§ **TASK REQUIREMENTS**
Which lines of the records contain "Kalimantan"? Collect every one of them.

§ **LISTED ENTRIES**
■ ■ ■ ■ ■ ■ ■

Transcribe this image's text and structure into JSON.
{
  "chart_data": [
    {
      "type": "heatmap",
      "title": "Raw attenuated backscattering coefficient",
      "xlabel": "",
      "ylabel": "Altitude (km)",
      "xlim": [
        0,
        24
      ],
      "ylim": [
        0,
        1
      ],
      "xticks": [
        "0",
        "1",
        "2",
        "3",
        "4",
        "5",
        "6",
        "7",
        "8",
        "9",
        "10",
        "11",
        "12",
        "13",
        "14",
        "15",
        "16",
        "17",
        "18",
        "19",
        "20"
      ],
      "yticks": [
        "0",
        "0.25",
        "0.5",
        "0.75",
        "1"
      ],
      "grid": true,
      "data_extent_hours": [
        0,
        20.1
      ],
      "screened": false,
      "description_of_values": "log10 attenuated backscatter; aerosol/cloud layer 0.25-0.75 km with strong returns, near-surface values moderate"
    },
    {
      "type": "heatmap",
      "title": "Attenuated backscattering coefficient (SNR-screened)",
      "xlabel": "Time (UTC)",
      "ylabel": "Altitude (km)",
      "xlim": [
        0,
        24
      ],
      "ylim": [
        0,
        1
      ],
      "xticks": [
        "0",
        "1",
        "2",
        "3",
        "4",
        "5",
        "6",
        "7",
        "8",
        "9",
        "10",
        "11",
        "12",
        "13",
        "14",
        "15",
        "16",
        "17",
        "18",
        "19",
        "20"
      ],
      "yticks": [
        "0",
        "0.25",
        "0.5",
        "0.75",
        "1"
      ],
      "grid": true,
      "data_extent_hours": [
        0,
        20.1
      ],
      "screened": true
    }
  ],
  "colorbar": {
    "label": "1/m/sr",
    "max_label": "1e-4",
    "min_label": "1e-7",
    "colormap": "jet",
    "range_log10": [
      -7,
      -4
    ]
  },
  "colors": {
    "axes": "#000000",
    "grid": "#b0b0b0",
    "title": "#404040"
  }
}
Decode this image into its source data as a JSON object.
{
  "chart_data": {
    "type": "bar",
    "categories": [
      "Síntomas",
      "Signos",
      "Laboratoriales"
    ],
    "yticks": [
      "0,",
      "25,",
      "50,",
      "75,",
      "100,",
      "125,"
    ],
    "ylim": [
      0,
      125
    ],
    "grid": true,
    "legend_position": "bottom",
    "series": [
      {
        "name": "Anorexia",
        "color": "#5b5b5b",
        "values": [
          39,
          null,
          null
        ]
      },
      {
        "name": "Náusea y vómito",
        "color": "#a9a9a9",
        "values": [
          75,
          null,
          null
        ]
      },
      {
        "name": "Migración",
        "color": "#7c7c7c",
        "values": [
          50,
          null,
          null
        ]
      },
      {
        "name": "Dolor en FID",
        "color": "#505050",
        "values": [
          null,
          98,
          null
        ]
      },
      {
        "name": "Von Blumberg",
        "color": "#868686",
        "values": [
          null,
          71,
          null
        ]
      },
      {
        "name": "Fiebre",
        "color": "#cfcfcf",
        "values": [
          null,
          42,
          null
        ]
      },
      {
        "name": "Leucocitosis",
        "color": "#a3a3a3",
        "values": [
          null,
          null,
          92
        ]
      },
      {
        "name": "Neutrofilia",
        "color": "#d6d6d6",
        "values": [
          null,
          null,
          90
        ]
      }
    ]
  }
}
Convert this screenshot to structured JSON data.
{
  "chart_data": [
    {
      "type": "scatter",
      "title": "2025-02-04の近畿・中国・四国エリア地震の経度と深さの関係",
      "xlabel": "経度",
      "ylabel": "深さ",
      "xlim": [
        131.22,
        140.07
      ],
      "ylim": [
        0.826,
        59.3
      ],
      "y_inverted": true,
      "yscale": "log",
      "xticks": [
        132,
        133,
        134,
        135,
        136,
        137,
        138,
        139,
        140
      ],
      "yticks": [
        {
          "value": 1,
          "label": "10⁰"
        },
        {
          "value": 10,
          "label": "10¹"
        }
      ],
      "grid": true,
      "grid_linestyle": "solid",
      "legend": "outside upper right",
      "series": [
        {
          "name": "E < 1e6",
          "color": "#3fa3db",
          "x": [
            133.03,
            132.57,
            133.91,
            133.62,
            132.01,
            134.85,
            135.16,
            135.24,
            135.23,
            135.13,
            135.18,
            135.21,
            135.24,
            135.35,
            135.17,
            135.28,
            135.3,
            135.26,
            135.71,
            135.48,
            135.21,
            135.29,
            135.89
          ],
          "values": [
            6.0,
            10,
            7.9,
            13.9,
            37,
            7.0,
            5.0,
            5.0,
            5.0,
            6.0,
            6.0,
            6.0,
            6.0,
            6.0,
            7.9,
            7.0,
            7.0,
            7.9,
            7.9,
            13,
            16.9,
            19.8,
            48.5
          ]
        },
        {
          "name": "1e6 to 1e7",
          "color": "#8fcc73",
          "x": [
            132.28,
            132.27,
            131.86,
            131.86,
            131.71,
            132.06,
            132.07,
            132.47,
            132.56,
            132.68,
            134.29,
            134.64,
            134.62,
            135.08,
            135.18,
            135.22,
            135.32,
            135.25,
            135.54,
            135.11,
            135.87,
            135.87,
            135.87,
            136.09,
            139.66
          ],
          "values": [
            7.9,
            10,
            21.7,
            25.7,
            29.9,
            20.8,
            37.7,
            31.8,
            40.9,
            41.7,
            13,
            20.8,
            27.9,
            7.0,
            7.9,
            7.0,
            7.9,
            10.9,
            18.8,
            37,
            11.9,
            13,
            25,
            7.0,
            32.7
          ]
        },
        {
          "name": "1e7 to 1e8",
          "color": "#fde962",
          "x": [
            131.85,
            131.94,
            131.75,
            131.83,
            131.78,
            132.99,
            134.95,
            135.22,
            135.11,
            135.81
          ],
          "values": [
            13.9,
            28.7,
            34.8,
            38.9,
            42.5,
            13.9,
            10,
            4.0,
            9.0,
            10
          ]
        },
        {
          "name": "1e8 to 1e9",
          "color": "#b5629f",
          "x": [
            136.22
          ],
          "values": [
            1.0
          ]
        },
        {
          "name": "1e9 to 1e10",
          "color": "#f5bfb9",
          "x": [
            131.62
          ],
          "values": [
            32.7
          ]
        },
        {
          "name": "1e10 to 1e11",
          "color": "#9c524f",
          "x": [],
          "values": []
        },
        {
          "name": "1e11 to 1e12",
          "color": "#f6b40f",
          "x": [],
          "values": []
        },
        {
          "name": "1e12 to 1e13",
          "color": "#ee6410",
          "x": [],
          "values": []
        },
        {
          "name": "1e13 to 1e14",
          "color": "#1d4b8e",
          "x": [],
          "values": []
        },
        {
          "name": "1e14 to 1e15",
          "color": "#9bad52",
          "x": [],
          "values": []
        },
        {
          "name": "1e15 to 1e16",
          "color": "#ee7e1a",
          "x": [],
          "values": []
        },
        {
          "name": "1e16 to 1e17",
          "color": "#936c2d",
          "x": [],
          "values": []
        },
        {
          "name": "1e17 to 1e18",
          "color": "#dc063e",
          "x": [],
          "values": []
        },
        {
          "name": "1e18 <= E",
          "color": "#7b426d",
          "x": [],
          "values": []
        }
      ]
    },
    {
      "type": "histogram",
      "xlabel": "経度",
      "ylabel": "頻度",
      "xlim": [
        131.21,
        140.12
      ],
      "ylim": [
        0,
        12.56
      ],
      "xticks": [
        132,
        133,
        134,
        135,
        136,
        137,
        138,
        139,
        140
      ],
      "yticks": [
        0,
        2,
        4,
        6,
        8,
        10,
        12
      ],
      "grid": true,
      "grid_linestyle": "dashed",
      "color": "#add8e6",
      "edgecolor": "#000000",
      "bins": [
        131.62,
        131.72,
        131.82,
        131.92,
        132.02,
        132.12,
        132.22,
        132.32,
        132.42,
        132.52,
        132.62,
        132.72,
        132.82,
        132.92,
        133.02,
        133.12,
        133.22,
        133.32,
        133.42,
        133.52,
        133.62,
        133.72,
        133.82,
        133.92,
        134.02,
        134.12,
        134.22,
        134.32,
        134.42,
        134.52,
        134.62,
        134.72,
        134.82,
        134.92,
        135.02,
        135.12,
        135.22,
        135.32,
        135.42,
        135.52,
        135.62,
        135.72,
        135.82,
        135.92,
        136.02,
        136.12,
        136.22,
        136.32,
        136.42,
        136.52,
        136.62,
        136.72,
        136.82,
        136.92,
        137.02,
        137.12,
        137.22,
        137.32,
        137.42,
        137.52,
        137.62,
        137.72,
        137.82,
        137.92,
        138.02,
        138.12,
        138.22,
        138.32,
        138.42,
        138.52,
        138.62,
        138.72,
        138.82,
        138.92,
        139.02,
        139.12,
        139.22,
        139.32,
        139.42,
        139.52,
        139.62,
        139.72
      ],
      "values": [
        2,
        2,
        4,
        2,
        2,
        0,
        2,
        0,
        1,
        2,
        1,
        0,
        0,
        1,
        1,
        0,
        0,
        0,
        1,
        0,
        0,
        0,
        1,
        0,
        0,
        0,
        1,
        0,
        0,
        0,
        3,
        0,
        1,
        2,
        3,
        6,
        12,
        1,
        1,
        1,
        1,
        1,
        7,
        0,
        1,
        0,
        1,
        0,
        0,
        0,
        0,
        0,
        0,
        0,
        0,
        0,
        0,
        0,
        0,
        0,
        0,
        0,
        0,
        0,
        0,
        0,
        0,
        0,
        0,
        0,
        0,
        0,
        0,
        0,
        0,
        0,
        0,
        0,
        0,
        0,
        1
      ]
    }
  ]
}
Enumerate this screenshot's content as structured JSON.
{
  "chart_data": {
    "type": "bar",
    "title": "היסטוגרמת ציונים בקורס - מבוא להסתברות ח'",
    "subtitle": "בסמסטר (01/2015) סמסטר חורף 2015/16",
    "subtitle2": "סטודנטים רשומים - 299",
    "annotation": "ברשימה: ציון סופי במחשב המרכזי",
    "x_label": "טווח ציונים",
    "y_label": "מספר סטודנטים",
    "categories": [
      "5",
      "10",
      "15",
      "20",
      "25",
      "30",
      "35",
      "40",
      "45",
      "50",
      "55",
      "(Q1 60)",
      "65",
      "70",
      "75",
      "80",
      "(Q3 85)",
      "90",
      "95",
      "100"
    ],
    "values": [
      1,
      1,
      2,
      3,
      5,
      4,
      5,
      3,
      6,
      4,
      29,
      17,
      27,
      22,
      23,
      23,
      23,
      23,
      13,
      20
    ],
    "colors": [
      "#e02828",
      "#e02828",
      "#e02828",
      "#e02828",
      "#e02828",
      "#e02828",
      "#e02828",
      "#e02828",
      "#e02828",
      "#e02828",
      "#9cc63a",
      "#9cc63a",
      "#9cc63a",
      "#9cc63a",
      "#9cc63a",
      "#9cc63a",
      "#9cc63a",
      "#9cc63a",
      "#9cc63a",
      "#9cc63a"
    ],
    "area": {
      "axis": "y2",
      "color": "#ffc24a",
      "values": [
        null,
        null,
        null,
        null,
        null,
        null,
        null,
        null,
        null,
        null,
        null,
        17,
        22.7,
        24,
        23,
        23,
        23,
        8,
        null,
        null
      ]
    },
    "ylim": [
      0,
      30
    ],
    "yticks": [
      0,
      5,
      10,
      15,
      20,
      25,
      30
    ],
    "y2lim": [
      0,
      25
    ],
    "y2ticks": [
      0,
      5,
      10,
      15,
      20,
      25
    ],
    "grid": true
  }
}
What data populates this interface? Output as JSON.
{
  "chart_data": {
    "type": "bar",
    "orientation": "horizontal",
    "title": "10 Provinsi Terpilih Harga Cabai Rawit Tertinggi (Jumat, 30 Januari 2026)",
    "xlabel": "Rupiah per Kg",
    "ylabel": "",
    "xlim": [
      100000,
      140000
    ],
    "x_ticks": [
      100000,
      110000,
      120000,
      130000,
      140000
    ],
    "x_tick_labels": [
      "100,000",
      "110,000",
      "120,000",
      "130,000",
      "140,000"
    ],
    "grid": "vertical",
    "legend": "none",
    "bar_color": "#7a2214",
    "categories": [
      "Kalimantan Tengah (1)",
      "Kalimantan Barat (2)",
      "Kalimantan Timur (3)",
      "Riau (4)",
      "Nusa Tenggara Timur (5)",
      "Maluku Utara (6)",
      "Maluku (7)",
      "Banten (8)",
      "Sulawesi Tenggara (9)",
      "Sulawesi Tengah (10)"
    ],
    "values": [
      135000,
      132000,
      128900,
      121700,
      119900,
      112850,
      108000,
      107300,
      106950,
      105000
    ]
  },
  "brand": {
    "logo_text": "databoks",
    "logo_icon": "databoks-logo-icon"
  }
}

■ ■ ■ ■ ■ ■ ■

§ **THE REPLY**
      "Kalimantan Tengah (1)",
      "Kalimantan Barat (2)",
      "Kalimantan Timur (3)",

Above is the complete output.